Stored records:
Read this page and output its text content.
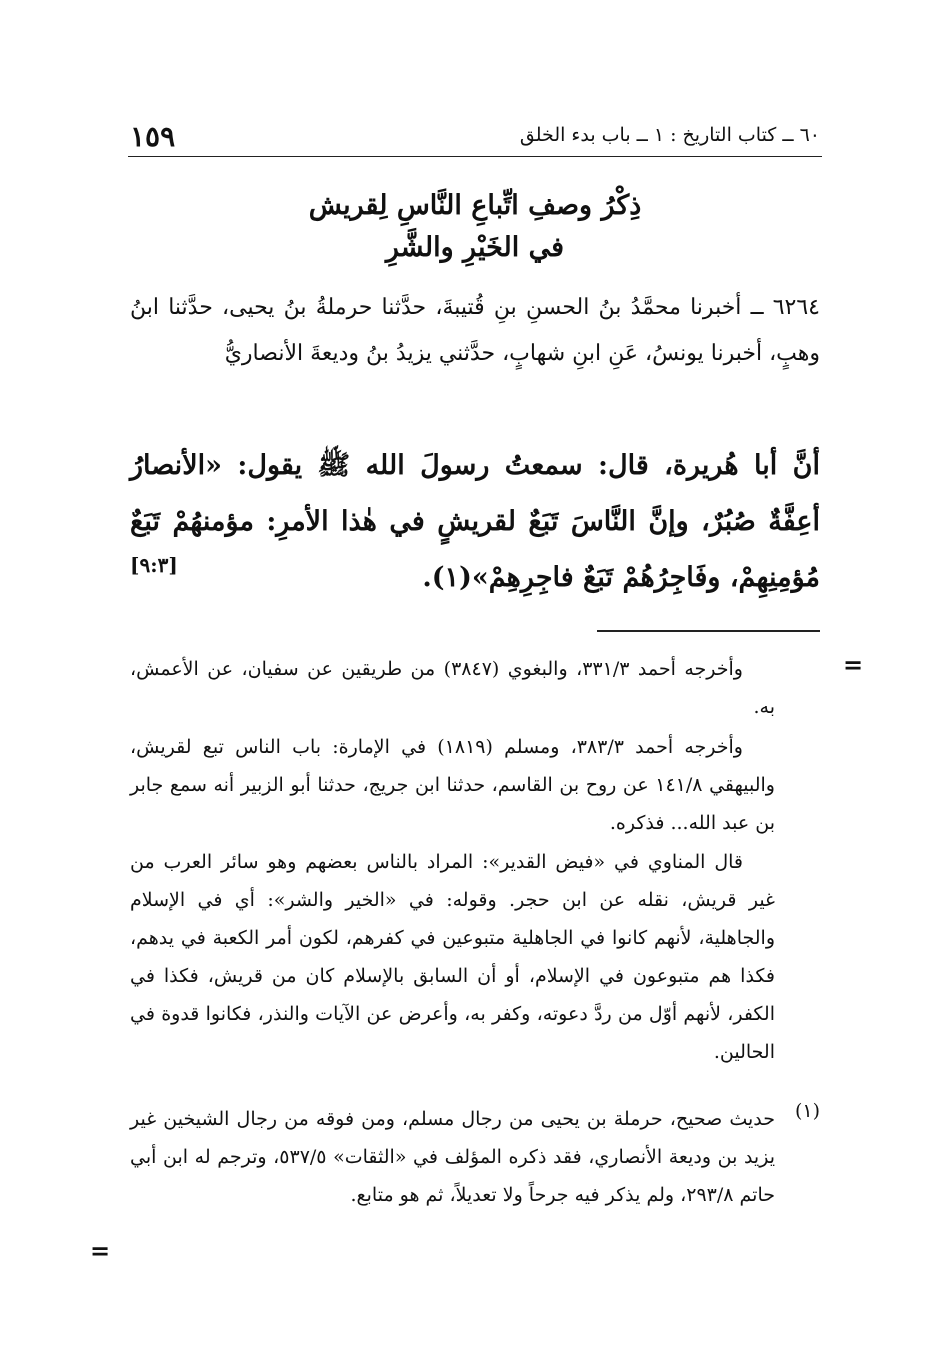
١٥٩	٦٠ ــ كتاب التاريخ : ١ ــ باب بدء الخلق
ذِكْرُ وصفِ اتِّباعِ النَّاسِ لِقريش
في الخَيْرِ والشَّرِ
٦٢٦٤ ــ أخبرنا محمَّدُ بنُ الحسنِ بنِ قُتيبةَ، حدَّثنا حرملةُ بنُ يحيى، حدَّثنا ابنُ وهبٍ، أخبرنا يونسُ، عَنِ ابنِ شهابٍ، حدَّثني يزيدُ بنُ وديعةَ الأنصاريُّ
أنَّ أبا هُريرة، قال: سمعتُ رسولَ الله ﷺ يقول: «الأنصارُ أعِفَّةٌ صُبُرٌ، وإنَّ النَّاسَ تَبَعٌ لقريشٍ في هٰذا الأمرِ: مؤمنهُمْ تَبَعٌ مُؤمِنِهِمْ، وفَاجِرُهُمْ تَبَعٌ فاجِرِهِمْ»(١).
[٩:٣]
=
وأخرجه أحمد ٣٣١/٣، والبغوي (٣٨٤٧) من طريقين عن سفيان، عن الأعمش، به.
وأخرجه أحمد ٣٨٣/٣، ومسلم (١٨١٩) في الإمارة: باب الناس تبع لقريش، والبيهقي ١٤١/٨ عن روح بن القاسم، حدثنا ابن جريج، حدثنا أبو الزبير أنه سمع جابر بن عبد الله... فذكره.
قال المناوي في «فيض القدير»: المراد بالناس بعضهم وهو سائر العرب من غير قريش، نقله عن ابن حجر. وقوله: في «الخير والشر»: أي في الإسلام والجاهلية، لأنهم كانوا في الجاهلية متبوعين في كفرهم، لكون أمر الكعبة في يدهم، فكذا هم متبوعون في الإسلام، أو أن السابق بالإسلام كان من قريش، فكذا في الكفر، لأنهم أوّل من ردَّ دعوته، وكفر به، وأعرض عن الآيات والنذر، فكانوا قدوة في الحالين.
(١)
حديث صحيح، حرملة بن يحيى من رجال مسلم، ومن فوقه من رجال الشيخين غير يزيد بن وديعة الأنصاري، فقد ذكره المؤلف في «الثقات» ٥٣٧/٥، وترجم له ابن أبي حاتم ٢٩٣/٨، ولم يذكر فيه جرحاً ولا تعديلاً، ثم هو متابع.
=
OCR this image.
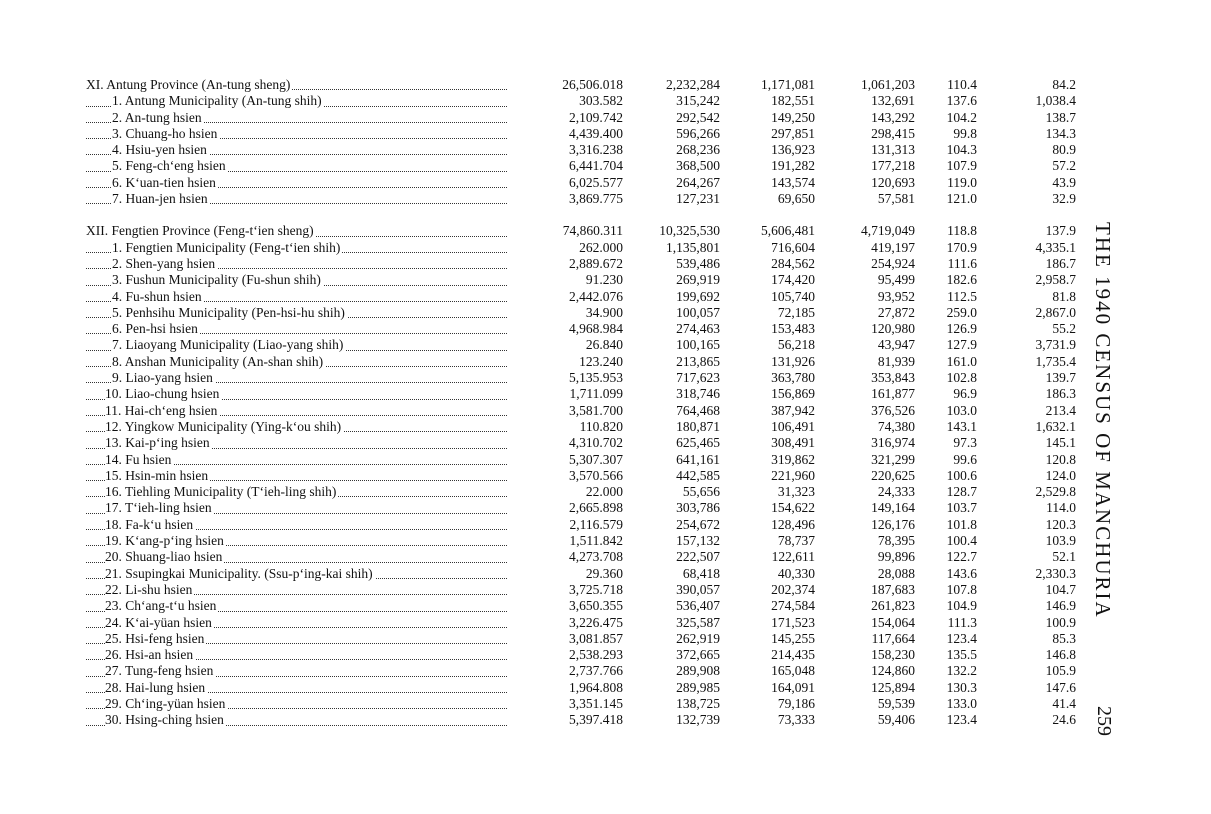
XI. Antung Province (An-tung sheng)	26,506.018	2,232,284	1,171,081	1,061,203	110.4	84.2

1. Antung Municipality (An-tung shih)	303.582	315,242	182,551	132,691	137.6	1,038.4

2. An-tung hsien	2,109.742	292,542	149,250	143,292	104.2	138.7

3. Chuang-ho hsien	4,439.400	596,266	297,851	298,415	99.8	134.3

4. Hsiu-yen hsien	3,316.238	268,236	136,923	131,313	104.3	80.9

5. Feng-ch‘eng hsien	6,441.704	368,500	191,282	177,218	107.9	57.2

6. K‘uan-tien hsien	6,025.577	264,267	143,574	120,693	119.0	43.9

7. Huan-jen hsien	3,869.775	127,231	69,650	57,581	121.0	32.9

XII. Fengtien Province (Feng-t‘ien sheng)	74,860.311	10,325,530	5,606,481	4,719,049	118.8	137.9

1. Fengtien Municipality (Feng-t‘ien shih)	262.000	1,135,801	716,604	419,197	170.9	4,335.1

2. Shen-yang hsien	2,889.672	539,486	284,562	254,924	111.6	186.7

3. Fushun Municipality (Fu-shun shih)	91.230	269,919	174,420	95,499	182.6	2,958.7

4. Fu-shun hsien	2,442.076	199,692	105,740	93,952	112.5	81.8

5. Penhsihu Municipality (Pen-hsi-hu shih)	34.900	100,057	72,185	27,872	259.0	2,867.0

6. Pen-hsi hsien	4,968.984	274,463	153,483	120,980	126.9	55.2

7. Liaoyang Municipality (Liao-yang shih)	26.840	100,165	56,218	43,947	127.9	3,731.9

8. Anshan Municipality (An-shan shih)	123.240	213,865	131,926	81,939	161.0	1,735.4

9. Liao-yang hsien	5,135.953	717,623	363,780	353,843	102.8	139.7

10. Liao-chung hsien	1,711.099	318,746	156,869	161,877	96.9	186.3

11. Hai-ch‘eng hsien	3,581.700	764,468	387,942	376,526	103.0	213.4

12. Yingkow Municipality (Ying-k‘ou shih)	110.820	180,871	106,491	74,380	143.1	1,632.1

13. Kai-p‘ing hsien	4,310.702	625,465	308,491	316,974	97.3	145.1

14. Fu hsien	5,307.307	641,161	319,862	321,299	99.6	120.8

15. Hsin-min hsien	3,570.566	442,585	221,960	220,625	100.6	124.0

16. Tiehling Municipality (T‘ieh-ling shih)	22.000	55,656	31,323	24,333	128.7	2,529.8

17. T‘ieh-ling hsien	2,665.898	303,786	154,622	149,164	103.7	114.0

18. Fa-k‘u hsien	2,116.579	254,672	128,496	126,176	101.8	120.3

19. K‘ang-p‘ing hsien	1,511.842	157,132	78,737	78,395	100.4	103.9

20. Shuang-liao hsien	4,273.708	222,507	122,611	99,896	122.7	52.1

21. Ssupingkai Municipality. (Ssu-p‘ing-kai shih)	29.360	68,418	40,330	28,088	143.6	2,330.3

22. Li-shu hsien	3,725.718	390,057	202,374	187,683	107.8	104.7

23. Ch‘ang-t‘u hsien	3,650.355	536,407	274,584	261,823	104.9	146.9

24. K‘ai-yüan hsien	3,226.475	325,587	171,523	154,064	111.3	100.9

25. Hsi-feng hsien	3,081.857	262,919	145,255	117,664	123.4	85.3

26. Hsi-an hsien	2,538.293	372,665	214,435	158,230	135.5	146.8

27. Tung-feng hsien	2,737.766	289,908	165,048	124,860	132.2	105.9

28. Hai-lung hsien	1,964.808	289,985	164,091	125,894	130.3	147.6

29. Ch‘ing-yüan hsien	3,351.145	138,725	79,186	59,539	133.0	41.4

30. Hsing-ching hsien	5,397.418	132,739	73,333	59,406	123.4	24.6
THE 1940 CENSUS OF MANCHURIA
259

_Brief_. Output the records above exactly as they are, leaving out the pictures.

_Solution for this task_.
Read this page and output its text content.
١٥٩	٦٠ ــ كتاب التاريخ : ١ ــ باب بدء الخلق
ذِكْرُ وصفِ اتِّباعِ النَّاسِ لِقريش
في الخَيْرِ والشَّرِ
٦٢٦٤ ــ أخبرنا محمَّدُ بنُ الحسنِ بنِ قُتيبةَ، حدَّثنا حرملةُ بنُ يحيى، حدَّثنا ابنُ وهبٍ، أخبرنا يونسُ، عَنِ ابنِ شهابٍ، حدَّثني يزيدُ بنُ وديعةَ الأنصاريُّ
أنَّ أبا هُريرة، قال: سمعتُ رسولَ الله ﷺ يقول: «الأنصارُ أعِفَّةٌ صُبُرٌ، وإنَّ النَّاسَ تَبَعٌ لقريشٍ في هٰذا الأمرِ: مؤمنهُمْ تَبَعٌ مُؤمِنِهِمْ، وفَاجِرُهُمْ تَبَعٌ فاجِرِهِمْ»(١).
[٩:٣]
=
وأخرجه أحمد ٣٣١/٣، والبغوي (٣٨٤٧) من طريقين عن سفيان، عن الأعمش، به.
وأخرجه أحمد ٣٨٣/٣، ومسلم (١٨١٩) في الإمارة: باب الناس تبع لقريش، والبيهقي ١٤١/٨ عن روح بن القاسم، حدثنا ابن جريج، حدثنا أبو الزبير أنه سمع جابر بن عبد الله... فذكره.
قال المناوي في «فيض القدير»: المراد بالناس بعضهم وهو سائر العرب من غير قريش، نقله عن ابن حجر. وقوله: في «الخير والشر»: أي في الإسلام والجاهلية، لأنهم كانوا في الجاهلية متبوعين في كفرهم، لكون أمر الكعبة في يدهم، فكذا هم متبوعون في الإسلام، أو أن السابق بالإسلام كان من قريش، فكذا في الكفر، لأنهم أوّل من ردَّ دعوته، وكفر به، وأعرض عن الآيات والنذر، فكانوا قدوة في الحالين.
(١)
حديث صحيح، حرملة بن يحيى من رجال مسلم، ومن فوقه من رجال الشيخين غير يزيد بن وديعة الأنصاري، فقد ذكره المؤلف في «الثقات» ٥٣٧/٥، وترجم له ابن أبي حاتم ٢٩٣/٨، ولم يذكر فيه جرحاً ولا تعديلاً، ثم هو متابع.
=
OCR this image.
XI. Antung Province (An-tung sheng)	26,506.018	2,232,284	1,171,081	1,061,203	110.4	84.2

1. Antung Municipality (An-tung shih)	303.582	315,242	182,551	132,691	137.6	1,038.4

2. An-tung hsien	2,109.742	292,542	149,250	143,292	104.2	138.7

3. Chuang-ho hsien	4,439.400	596,266	297,851	298,415	99.8	134.3

4. Hsiu-yen hsien	3,316.238	268,236	136,923	131,313	104.3	80.9

5. Feng-ch‘eng hsien	6,441.704	368,500	191,282	177,218	107.9	57.2

6. K‘uan-tien hsien	6,025.577	264,267	143,574	120,693	119.0	43.9

7. Huan-jen hsien	3,869.775	127,231	69,650	57,581	121.0	32.9

XII. Fengtien Province (Feng-t‘ien sheng)	74,860.311	10,325,530	5,606,481	4,719,049	118.8	137.9

1. Fengtien Municipality (Feng-t‘ien shih)	262.000	1,135,801	716,604	419,197	170.9	4,335.1

2. Shen-yang hsien	2,889.672	539,486	284,562	254,924	111.6	186.7

3. Fushun Municipality (Fu-shun shih)	91.230	269,919	174,420	95,499	182.6	2,958.7

4. Fu-shun hsien	2,442.076	199,692	105,740	93,952	112.5	81.8

5. Penhsihu Municipality (Pen-hsi-hu shih)	34.900	100,057	72,185	27,872	259.0	2,867.0

6. Pen-hsi hsien	4,968.984	274,463	153,483	120,980	126.9	55.2

7. Liaoyang Municipality (Liao-yang shih)	26.840	100,165	56,218	43,947	127.9	3,731.9

8. Anshan Municipality (An-shan shih)	123.240	213,865	131,926	81,939	161.0	1,735.4

9. Liao-yang hsien	5,135.953	717,623	363,780	353,843	102.8	139.7

10. Liao-chung hsien	1,711.099	318,746	156,869	161,877	96.9	186.3

11. Hai-ch‘eng hsien	3,581.700	764,468	387,942	376,526	103.0	213.4

12. Yingkow Municipality (Ying-k‘ou shih)	110.820	180,871	106,491	74,380	143.1	1,632.1

13. Kai-p‘ing hsien	4,310.702	625,465	308,491	316,974	97.3	145.1

14. Fu hsien	5,307.307	641,161	319,862	321,299	99.6	120.8

15. Hsin-min hsien	3,570.566	442,585	221,960	220,625	100.6	124.0

16. Tiehling Municipality (T‘ieh-ling shih)	22.000	55,656	31,323	24,333	128.7	2,529.8

17. T‘ieh-ling hsien	2,665.898	303,786	154,622	149,164	103.7	114.0

18. Fa-k‘u hsien	2,116.579	254,672	128,496	126,176	101.8	120.3

19. K‘ang-p‘ing hsien	1,511.842	157,132	78,737	78,395	100.4	103.9

20. Shuang-liao hsien	4,273.708	222,507	122,611	99,896	122.7	52.1

21. Ssupingkai Municipality. (Ssu-p‘ing-kai shih)	29.360	68,418	40,330	28,088	143.6	2,330.3

22. Li-shu hsien	3,725.718	390,057	202,374	187,683	107.8	104.7

23. Ch‘ang-t‘u hsien	3,650.355	536,407	274,584	261,823	104.9	146.9

24. K‘ai-yüan hsien	3,226.475	325,587	171,523	154,064	111.3	100.9

25. Hsi-feng hsien	3,081.857	262,919	145,255	117,664	123.4	85.3

26. Hsi-an hsien	2,538.293	372,665	214,435	158,230	135.5	146.8

27. Tung-feng hsien	2,737.766	289,908	165,048	124,860	132.2	105.9

28. Hai-lung hsien	1,964.808	289,985	164,091	125,894	130.3	147.6

29. Ch‘ing-yüan hsien	3,351.145	138,725	79,186	59,539	133.0	41.4

30. Hsing-ching hsien	5,397.418	132,739	73,333	59,406	123.4	24.6
THE 1940 CENSUS OF MANCHURIA
259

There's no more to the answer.